## Instructions to follow
Images embedded in the records are excluded; print everything else exactly as given.

================

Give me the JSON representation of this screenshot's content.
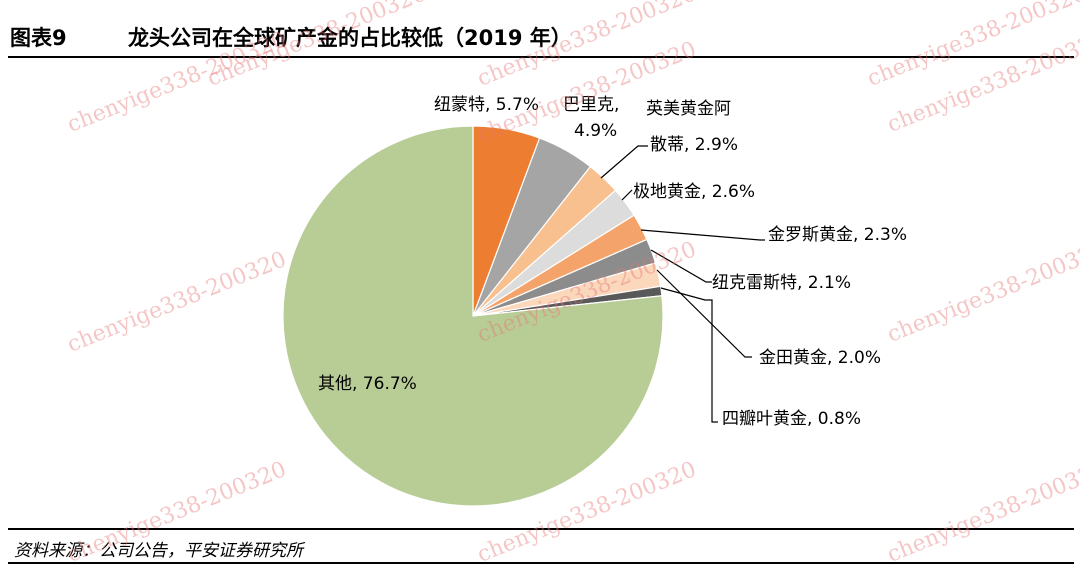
{
  "header": {
    "figure_label": "图表9",
    "title": "龙头公司在全球矿产金的占比较低（2019 年）"
  },
  "chart_data": {
    "type": "pie",
    "title": "龙头公司在全球矿产金的占比较低（2019 年）",
    "slices": [
      {
        "name": "纽蒙特",
        "value": 5.7,
        "label": "5.7%",
        "color": "#ED7D31"
      },
      {
        "name": "巴里克",
        "value": 4.9,
        "label": "4.9%",
        "color": "#A5A5A5"
      },
      {
        "name": "英美黄金阿散蒂",
        "value": 2.9,
        "label": "2.9%",
        "color": "#F8C08F"
      },
      {
        "name": "极地黄金",
        "value": 2.6,
        "label": "2.6%",
        "color": "#DCDCDC"
      },
      {
        "name": "金罗斯黄金",
        "value": 2.3,
        "label": "2.3%",
        "color": "#F4A46B"
      },
      {
        "name": "纽克雷斯特",
        "value": 2.1,
        "label": "2.1%",
        "color": "#8C8C8C"
      },
      {
        "name": "金田黄金",
        "value": 2.0,
        "label": "2.0%",
        "color": "#FBD7BB"
      },
      {
        "name": "四瓣叶黄金",
        "value": 0.8,
        "label": "0.8%",
        "color": "#595959"
      },
      {
        "name": "其他",
        "value": 76.7,
        "label": "76.7%",
        "color": "#B7CD95"
      }
    ],
    "label_texts": {
      "newmont": "纽蒙特, 5.7%",
      "barrick_1": "巴里克,",
      "barrick_2": "4.9%",
      "anglo_1": "英美黄金阿",
      "anglo_2": "散蒂, 2.9%",
      "polyus": "极地黄金, 2.6%",
      "kinross": "金罗斯黄金, 2.3%",
      "newcrest": "纽克雷斯特, 2.1%",
      "goldfields": "金田黄金, 2.0%",
      "agnico": "四瓣叶黄金, 0.8%",
      "others": "其他, 76.7%"
    }
  },
  "source_note": "资料来源：公司公告，平安证券研究所",
  "watermark": "chenyige338-200320"
}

================

## Finished exercise
Give me the JSON representation of this screenshot's content.
{
  "header": {
    "figure_label": "图表9",
    "title": "龙头公司在全球矿产金的占比较低（2019 年）"
  },
  "chart_data": {
    "type": "pie",
    "title": "龙头公司在全球矿产金的占比较低（2019 年）",
    "slices": [
      {
        "name": "纽蒙特",
        "value": 5.7,
        "label": "5.7%",
        "color": "#ED7D31"
      },
      {
        "name": "巴里克",
        "value": 4.9,
        "label": "4.9%",
        "color": "#A5A5A5"
      },
      {
        "name": "英美黄金阿散蒂",
        "value": 2.9,
        "label": "2.9%",
        "color": "#F8C08F"
      },
      {
        "name": "极地黄金",
        "value": 2.6,
        "label": "2.6%",
        "color": "#DCDCDC"
      },
      {
        "name": "金罗斯黄金",
        "value": 2.3,
        "label": "2.3%",
        "color": "#F4A46B"
      },
      {
        "name": "纽克雷斯特",
        "value": 2.1,
        "label": "2.1%",
        "color": "#8C8C8C"
      },
      {
        "name": "金田黄金",
        "value": 2.0,
        "label": "2.0%",
        "color": "#FBD7BB"
      },
      {
        "name": "四瓣叶黄金",
        "value": 0.8,
        "label": "0.8%",
        "color": "#595959"
      },
      {
        "name": "其他",
        "value": 76.7,
        "label": "76.7%",
        "color": "#B7CD95"
      }
    ],
    "label_texts": {
      "newmont": "纽蒙特, 5.7%",
      "barrick_1": "巴里克,",
      "barrick_2": "4.9%",
      "anglo_1": "英美黄金阿",
      "anglo_2": "散蒂, 2.9%",
      "polyus": "极地黄金, 2.6%",
      "kinross": "金罗斯黄金, 2.3%",
      "newcrest": "纽克雷斯特, 2.1%",
      "goldfields": "金田黄金, 2.0%",
      "agnico": "四瓣叶黄金, 0.8%",
      "others": "其他, 76.7%"
    }
  },
  "source_note": "资料来源：公司公告，平安证券研究所",
  "watermark": "chenyige338-200320"
}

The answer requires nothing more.